Copy each line that holds "Robots".

Extracted data entries:
^^^^^^^^^^^^^^^^
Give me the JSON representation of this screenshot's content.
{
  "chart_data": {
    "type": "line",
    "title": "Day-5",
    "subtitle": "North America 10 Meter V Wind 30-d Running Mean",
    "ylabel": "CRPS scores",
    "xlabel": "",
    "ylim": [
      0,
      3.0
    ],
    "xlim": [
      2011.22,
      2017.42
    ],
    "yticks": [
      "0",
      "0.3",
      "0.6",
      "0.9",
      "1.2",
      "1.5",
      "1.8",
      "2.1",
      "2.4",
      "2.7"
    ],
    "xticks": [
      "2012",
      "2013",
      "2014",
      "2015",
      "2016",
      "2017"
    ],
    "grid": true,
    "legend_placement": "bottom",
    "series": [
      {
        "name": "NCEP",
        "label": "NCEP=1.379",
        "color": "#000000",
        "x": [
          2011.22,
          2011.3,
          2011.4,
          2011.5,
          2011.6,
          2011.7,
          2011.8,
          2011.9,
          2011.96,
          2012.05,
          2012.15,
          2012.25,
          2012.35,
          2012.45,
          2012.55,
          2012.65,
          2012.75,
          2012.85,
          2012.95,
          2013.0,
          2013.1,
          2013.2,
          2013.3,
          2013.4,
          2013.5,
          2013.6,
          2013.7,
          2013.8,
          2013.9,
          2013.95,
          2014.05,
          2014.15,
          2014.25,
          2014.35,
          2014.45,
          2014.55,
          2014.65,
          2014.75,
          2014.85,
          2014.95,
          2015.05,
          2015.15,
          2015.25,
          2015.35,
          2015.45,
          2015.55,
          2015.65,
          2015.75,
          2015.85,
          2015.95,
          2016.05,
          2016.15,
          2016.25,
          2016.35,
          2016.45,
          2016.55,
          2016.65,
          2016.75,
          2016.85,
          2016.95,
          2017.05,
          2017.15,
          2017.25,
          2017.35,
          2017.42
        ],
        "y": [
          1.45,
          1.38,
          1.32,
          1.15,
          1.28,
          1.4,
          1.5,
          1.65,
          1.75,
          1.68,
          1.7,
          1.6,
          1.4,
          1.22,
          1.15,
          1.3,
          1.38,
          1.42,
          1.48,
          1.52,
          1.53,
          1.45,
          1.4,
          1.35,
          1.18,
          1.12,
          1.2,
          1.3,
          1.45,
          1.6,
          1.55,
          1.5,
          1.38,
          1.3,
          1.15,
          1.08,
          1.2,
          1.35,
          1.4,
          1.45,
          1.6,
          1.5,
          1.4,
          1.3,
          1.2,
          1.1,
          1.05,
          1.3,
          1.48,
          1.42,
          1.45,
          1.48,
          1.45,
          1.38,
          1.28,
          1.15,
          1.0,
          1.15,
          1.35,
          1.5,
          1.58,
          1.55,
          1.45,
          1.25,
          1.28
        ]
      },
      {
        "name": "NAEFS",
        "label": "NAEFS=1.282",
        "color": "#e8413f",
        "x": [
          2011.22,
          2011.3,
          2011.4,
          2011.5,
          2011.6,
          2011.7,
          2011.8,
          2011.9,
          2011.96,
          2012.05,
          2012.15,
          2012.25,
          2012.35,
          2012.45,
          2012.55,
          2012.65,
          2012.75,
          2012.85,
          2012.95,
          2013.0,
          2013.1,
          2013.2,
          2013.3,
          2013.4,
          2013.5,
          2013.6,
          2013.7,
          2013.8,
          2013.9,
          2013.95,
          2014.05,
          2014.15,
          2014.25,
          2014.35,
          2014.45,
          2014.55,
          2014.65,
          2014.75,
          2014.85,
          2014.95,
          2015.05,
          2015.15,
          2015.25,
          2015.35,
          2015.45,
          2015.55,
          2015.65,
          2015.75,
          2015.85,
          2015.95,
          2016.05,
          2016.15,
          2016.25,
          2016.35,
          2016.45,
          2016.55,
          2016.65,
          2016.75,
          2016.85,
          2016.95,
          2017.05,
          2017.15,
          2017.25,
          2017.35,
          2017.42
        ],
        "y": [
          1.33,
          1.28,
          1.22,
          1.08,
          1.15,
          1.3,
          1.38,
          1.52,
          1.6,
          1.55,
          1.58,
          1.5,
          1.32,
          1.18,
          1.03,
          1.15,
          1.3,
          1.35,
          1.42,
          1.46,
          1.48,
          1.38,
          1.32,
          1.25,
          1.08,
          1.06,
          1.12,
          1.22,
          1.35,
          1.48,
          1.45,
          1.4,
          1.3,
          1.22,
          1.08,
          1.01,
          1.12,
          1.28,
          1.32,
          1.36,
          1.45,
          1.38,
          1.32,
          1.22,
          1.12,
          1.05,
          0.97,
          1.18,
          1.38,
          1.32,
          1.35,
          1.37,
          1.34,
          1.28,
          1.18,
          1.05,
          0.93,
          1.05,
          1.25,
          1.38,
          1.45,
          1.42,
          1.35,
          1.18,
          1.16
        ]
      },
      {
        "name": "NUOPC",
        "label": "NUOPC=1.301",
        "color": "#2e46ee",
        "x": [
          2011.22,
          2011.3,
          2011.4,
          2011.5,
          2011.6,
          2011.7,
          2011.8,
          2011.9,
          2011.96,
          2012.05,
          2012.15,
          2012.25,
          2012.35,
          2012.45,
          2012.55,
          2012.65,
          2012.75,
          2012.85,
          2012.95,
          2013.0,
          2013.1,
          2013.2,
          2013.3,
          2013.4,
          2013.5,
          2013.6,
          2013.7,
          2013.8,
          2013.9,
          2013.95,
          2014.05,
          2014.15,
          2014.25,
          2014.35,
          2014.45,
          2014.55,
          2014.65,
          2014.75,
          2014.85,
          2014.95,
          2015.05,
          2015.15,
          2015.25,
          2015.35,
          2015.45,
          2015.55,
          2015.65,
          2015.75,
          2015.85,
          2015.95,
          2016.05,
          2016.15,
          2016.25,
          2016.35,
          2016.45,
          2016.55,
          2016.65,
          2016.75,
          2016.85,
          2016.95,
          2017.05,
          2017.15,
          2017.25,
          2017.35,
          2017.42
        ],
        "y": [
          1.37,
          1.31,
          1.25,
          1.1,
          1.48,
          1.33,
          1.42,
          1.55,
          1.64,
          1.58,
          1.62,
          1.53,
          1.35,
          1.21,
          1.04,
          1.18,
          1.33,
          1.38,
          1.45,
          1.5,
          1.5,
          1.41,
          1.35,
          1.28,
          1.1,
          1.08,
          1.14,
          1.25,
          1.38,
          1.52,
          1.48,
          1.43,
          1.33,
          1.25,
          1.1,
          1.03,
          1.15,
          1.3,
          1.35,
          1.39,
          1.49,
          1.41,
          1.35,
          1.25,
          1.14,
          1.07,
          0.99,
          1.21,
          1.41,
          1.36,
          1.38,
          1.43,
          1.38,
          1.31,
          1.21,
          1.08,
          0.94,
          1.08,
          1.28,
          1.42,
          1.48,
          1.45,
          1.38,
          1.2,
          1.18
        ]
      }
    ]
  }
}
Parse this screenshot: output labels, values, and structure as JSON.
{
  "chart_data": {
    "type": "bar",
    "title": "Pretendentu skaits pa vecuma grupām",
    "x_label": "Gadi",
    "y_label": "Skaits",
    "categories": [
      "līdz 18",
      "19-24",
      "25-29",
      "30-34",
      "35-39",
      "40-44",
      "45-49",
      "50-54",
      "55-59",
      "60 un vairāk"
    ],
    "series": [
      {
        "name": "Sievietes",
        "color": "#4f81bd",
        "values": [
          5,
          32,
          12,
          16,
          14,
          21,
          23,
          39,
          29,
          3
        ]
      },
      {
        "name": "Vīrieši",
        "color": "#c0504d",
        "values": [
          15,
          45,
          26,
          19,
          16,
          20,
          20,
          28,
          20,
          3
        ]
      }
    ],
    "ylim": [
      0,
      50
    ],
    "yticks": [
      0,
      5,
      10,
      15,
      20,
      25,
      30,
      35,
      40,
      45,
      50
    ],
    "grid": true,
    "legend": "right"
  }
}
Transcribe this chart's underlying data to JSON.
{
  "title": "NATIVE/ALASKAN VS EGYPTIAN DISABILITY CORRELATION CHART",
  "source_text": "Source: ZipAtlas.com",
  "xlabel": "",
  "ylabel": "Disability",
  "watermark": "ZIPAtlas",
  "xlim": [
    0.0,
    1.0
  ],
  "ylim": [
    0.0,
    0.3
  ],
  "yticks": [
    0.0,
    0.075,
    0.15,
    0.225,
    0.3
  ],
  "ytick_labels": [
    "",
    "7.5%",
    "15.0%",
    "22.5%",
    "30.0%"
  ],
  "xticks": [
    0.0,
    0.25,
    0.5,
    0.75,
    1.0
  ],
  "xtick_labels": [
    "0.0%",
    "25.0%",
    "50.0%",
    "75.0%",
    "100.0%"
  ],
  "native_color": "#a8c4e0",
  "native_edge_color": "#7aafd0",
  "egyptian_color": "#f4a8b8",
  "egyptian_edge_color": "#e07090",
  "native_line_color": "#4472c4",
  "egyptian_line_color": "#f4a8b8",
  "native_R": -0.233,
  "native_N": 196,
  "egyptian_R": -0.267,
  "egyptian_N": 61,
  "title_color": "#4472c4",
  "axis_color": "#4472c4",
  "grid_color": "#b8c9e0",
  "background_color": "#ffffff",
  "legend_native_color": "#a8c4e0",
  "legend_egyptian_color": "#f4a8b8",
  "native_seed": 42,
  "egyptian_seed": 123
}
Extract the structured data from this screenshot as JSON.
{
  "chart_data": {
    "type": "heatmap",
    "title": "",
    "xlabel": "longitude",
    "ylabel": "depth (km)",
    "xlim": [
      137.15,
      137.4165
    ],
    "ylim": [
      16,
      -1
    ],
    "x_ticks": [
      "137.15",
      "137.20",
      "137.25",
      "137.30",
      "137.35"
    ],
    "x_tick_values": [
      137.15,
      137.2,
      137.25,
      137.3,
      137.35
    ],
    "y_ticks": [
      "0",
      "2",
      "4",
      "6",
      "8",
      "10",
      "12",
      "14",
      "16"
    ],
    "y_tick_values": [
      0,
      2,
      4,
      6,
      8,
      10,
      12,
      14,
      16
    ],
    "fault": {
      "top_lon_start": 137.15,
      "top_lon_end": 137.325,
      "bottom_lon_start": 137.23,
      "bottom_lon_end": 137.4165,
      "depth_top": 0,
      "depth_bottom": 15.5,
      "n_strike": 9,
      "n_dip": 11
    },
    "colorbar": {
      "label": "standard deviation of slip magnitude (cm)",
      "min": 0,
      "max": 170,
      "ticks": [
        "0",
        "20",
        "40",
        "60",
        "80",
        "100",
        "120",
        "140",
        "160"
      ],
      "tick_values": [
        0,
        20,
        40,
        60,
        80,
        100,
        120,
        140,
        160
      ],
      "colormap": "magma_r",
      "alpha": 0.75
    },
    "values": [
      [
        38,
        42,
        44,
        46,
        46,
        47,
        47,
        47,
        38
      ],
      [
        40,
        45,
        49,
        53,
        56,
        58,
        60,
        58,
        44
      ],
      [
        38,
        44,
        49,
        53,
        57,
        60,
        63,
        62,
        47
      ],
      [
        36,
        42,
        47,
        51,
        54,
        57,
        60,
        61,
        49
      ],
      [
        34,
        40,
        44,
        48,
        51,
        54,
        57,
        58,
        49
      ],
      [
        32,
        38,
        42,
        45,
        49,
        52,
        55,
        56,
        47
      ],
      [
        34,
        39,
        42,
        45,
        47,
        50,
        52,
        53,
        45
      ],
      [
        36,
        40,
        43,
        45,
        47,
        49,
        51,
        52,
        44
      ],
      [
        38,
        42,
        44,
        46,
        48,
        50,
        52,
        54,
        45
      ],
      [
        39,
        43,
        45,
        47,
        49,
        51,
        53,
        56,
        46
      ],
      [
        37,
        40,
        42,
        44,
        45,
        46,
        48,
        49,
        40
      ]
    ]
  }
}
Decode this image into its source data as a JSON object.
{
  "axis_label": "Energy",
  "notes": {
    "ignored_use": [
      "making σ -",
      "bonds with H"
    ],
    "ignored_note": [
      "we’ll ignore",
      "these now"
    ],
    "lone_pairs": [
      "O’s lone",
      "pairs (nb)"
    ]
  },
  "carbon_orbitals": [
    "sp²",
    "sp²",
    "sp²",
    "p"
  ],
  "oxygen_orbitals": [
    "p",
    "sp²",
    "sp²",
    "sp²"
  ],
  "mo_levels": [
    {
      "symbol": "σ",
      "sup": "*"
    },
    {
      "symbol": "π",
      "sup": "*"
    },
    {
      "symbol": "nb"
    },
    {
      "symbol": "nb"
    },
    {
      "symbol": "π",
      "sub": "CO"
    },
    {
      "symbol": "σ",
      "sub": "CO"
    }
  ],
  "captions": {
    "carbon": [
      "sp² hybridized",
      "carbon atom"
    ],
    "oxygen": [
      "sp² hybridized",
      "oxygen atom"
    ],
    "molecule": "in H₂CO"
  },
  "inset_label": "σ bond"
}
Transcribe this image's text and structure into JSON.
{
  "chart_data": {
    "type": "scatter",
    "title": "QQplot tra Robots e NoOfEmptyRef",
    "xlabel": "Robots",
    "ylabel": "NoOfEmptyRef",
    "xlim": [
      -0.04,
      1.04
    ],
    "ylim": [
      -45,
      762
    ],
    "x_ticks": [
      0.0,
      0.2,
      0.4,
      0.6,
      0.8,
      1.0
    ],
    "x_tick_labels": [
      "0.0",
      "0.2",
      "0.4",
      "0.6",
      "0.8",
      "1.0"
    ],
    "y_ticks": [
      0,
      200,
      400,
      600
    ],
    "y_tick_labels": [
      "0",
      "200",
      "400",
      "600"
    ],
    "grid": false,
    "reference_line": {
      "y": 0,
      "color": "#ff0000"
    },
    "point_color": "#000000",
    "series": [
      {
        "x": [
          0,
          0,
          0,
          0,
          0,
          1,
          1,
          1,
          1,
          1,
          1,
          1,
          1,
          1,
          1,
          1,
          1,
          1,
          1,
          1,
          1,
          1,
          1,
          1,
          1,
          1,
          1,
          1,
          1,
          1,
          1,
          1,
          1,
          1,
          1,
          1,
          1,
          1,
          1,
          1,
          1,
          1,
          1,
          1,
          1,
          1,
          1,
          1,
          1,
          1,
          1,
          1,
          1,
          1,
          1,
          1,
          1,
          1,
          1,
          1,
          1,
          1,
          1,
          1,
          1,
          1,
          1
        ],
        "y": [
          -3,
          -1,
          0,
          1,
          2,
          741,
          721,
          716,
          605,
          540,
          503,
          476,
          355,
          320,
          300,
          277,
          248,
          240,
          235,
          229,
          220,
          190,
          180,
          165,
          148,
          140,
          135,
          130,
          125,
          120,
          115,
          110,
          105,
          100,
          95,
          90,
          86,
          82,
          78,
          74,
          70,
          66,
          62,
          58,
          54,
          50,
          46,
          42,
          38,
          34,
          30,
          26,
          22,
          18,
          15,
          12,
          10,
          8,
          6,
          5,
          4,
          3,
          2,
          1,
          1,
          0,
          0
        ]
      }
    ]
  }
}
^^^^^^^^^^^^^^^^
WORKED SOLUTION:
    "title": "QQplot tra Robots e NoOfEmptyRef",
    "xlabel": "Robots",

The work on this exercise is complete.